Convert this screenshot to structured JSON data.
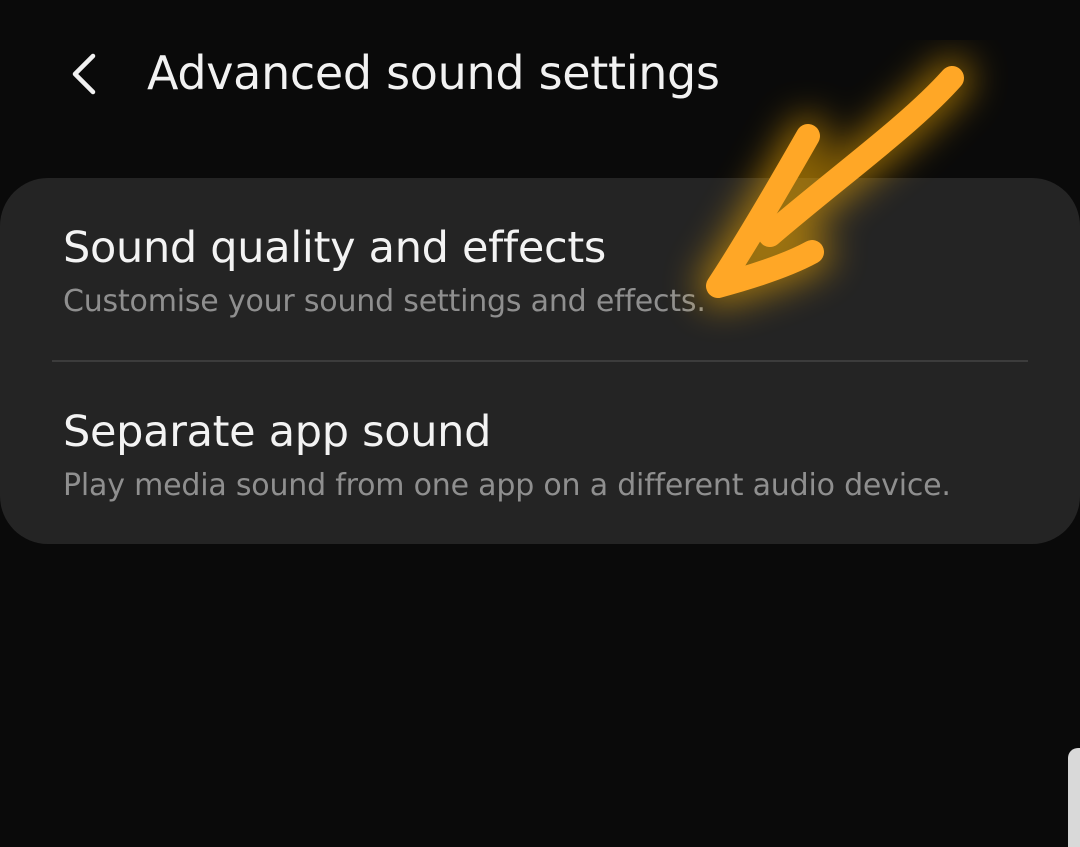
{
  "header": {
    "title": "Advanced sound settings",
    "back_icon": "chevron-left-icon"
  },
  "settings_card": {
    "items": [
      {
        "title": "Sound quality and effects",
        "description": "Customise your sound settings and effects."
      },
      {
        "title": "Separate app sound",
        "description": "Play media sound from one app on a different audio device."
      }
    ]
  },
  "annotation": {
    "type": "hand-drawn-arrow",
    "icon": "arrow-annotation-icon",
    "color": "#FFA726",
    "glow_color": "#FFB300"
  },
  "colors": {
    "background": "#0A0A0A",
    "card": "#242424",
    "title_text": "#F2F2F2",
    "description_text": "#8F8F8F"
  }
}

> _WORK INSTRUCTIONS_: Working from the material above, transcribe it exactly while omitting pictures.

> _WRITTEN RESPONSE_:
Convert this screenshot to structured JSON data.
{
  "header": {
    "title": "Advanced sound settings",
    "back_icon": "chevron-left-icon"
  },
  "settings_card": {
    "items": [
      {
        "title": "Sound quality and effects",
        "description": "Customise your sound settings and effects."
      },
      {
        "title": "Separate app sound",
        "description": "Play media sound from one app on a different audio device."
      }
    ]
  },
  "annotation": {
    "type": "hand-drawn-arrow",
    "icon": "arrow-annotation-icon",
    "color": "#FFA726",
    "glow_color": "#FFB300"
  },
  "colors": {
    "background": "#0A0A0A",
    "card": "#242424",
    "title_text": "#F2F2F2",
    "description_text": "#8F8F8F"
  }
}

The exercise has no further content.